WHAT TO PRODUCE: Go through each line of the records below and count those with the word "poem"; give only the total.

ITEMS:
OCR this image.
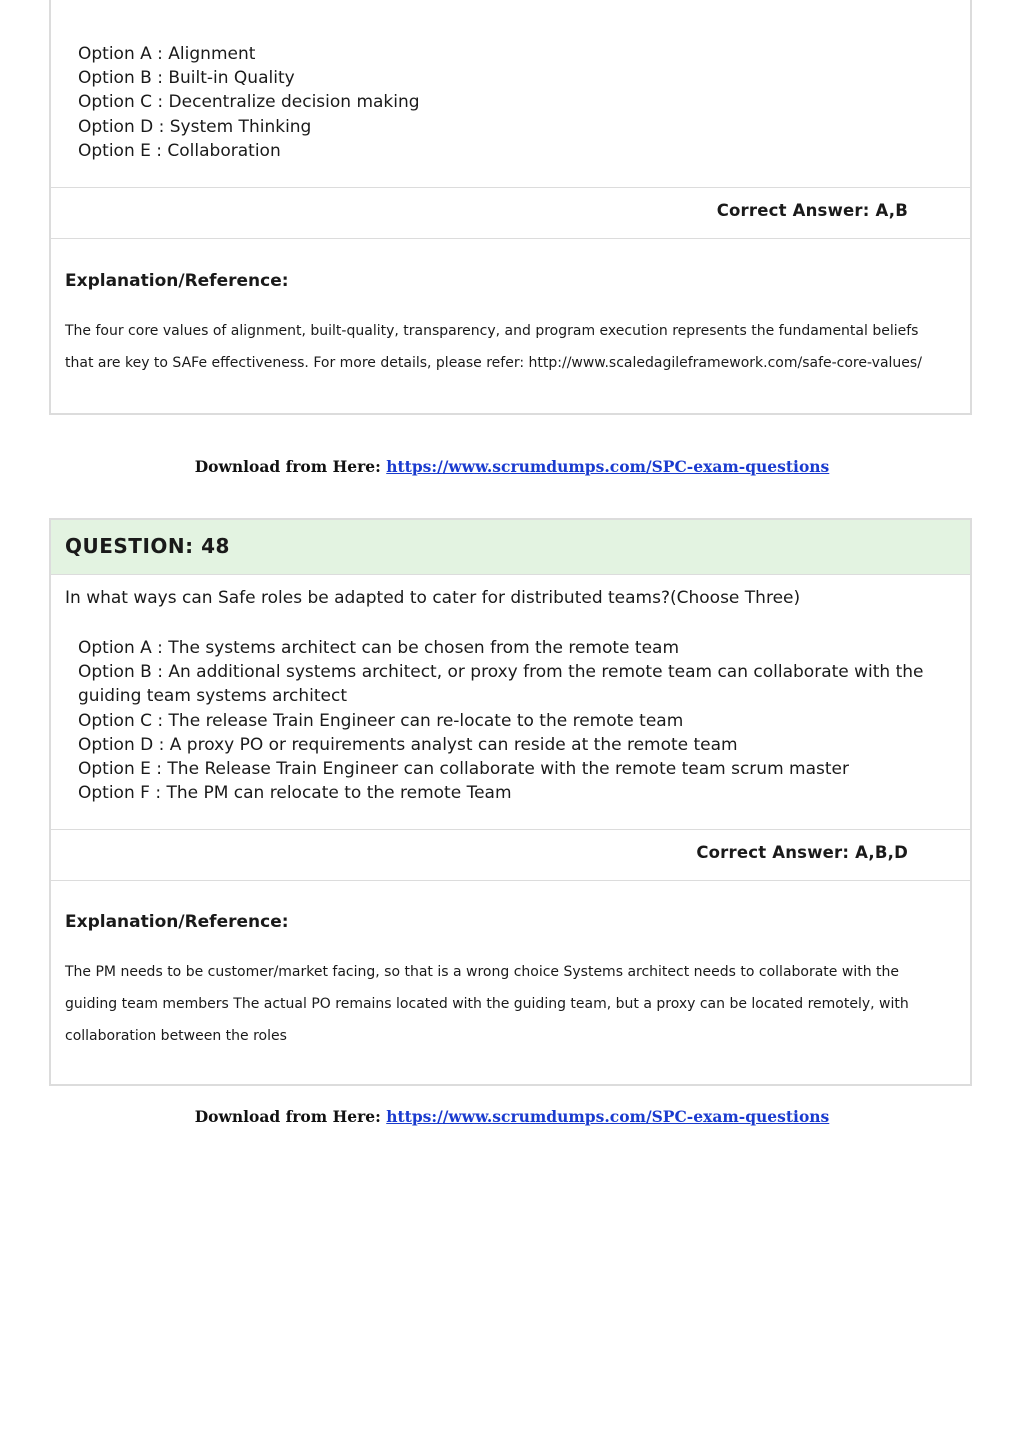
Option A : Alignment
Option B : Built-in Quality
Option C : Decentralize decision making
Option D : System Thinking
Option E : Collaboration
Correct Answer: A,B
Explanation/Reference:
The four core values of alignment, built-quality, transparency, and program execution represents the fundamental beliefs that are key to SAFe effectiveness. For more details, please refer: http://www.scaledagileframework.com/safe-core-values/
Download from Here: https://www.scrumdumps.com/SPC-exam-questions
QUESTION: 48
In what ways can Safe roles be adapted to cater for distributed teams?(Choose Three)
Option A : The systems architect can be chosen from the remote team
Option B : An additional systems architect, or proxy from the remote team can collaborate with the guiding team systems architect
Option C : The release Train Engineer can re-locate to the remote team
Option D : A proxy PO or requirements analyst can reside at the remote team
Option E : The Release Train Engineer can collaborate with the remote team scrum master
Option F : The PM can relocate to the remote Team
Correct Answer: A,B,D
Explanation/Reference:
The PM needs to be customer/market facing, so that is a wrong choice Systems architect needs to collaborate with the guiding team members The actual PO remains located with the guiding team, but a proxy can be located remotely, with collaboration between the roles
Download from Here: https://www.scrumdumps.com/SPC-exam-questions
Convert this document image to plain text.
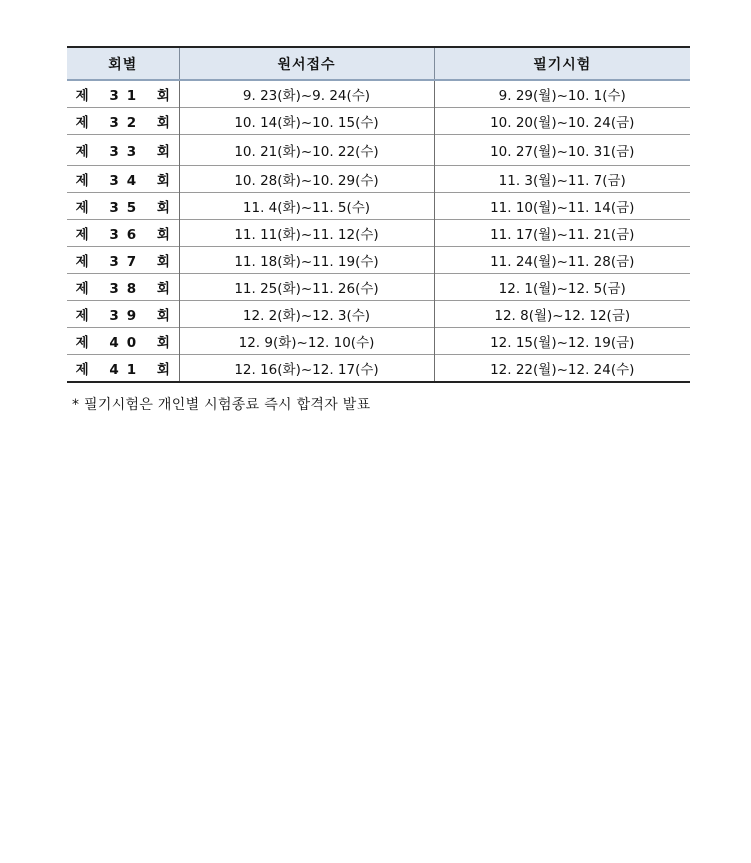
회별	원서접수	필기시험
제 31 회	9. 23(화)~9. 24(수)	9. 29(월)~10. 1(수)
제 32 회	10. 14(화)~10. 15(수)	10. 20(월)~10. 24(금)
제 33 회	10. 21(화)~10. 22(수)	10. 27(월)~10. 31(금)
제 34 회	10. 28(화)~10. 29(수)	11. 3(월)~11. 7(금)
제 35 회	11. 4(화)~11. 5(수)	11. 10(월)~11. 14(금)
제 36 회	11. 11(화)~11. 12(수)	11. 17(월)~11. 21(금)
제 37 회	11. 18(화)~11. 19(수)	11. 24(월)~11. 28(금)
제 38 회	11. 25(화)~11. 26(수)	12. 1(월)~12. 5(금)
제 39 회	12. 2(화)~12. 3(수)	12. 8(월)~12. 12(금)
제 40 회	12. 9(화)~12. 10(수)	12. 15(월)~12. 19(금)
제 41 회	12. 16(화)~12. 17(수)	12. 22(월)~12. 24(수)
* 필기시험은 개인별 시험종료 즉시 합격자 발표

---

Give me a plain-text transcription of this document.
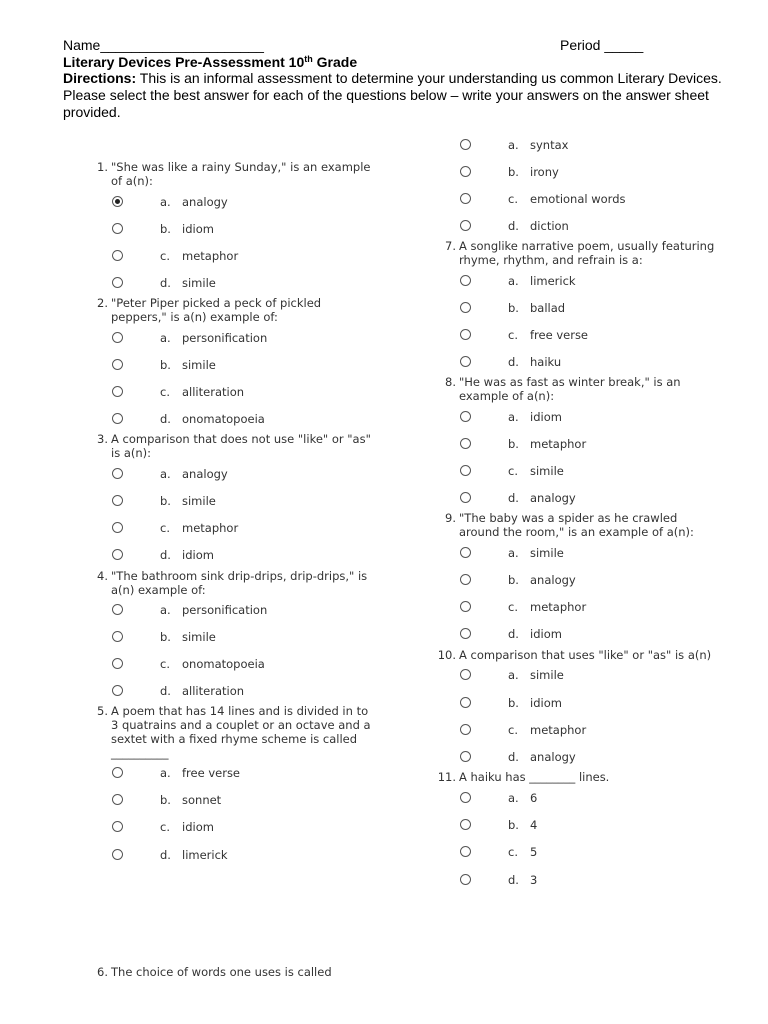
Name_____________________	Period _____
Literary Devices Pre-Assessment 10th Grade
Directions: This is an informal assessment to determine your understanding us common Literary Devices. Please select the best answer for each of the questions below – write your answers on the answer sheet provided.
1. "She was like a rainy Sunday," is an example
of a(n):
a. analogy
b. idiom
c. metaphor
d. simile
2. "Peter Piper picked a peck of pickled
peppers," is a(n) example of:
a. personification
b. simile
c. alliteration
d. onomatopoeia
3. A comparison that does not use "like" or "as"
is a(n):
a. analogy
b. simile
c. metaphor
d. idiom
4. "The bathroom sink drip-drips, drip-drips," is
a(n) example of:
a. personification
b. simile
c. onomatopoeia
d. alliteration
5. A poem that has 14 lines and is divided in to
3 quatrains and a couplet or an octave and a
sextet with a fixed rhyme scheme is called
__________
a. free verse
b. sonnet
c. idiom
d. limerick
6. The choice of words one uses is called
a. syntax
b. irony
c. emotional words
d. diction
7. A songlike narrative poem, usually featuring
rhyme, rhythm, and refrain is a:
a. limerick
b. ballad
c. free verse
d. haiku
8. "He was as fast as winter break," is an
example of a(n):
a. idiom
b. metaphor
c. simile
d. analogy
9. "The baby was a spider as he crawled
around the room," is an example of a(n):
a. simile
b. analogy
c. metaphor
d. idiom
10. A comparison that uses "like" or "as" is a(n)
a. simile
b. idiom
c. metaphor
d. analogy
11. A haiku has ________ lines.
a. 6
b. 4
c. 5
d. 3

THE REPLY: 2